SET PROBLEM:
Below are some records; give them all again exactly, but not the pictures.

Chart and figure data
*****

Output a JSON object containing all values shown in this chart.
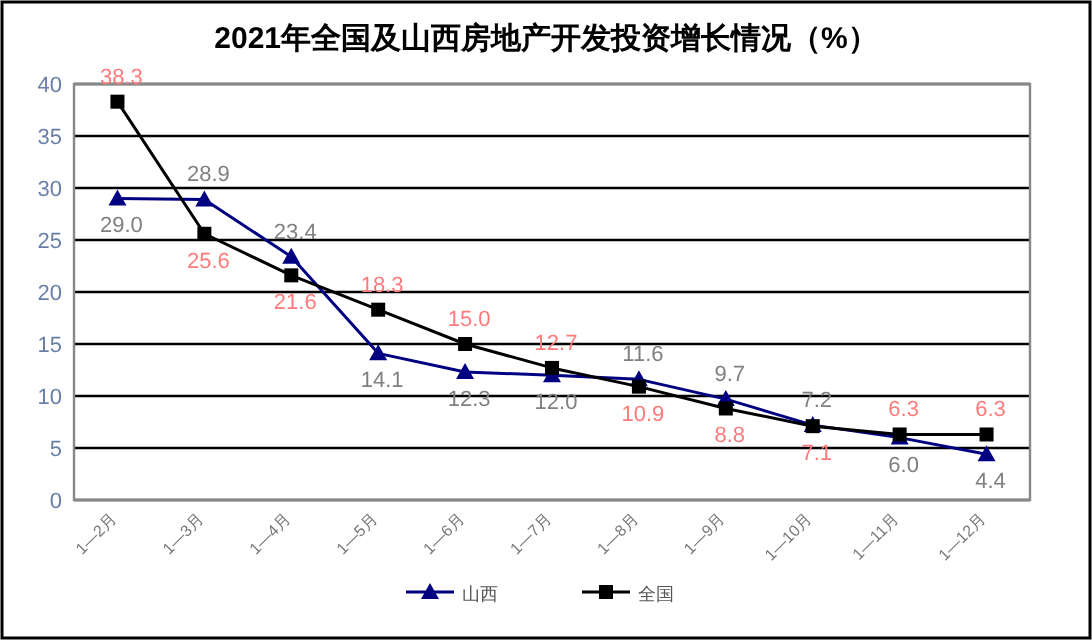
{
  "chart_data": {
    "type": "line",
    "title": "2021年全国及山西房地产开发投资增长情况（%）",
    "categories": [
      "1—2月",
      "1—3月",
      "1—4月",
      "1—5月",
      "1—6月",
      "1—7月",
      "1—8月",
      "1—9月",
      "1—10月",
      "1—11月",
      "1—12月"
    ],
    "ylim": [
      0,
      40
    ],
    "yticks": [
      0,
      5,
      10,
      15,
      20,
      25,
      30,
      35,
      40
    ],
    "grid": "y",
    "legend": "bottom",
    "series": [
      {
        "name": "山西",
        "color": "#000080",
        "marker": "triangle",
        "values": [
          29.0,
          28.9,
          23.4,
          14.1,
          12.3,
          12.0,
          11.6,
          9.7,
          7.2,
          6.0,
          4.4
        ],
        "value_labels": [
          "29.0",
          "28.9",
          "23.4",
          "14.1",
          "12.3",
          "12.0",
          "11.6",
          "9.7",
          "7.2",
          "6.0",
          "4.4"
        ]
      },
      {
        "name": "全国",
        "color": "#000000",
        "marker": "square",
        "values": [
          38.3,
          25.6,
          21.6,
          18.3,
          15.0,
          12.7,
          10.9,
          8.8,
          7.1,
          6.3,
          6.3
        ],
        "value_labels": [
          "38.3",
          "25.6",
          "21.6",
          "18.3",
          "15.0",
          "12.7",
          "10.9",
          "8.8",
          "7.1",
          "6.3",
          "6.3"
        ]
      }
    ]
  }
}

*****

ANSWER IN FULL:
Output a JSON object containing all values shown in this chart.
{
  "chart_data": {
    "type": "line",
    "title": "2021年全国及山西房地产开发投资增长情况（%）",
    "categories": [
      "1—2月",
      "1—3月",
      "1—4月",
      "1—5月",
      "1—6月",
      "1—7月",
      "1—8月",
      "1—9月",
      "1—10月",
      "1—11月",
      "1—12月"
    ],
    "ylim": [
      0,
      40
    ],
    "yticks": [
      0,
      5,
      10,
      15,
      20,
      25,
      30,
      35,
      40
    ],
    "grid": "y",
    "legend": "bottom",
    "series": [
      {
        "name": "山西",
        "color": "#000080",
        "marker": "triangle",
        "values": [
          29.0,
          28.9,
          23.4,
          14.1,
          12.3,
          12.0,
          11.6,
          9.7,
          7.2,
          6.0,
          4.4
        ],
        "value_labels": [
          "29.0",
          "28.9",
          "23.4",
          "14.1",
          "12.3",
          "12.0",
          "11.6",
          "9.7",
          "7.2",
          "6.0",
          "4.4"
        ]
      },
      {
        "name": "全国",
        "color": "#000000",
        "marker": "square",
        "values": [
          38.3,
          25.6,
          21.6,
          18.3,
          15.0,
          12.7,
          10.9,
          8.8,
          7.1,
          6.3,
          6.3
        ],
        "value_labels": [
          "38.3",
          "25.6",
          "21.6",
          "18.3",
          "15.0",
          "12.7",
          "10.9",
          "8.8",
          "7.1",
          "6.3",
          "6.3"
        ]
      }
    ]
  }
}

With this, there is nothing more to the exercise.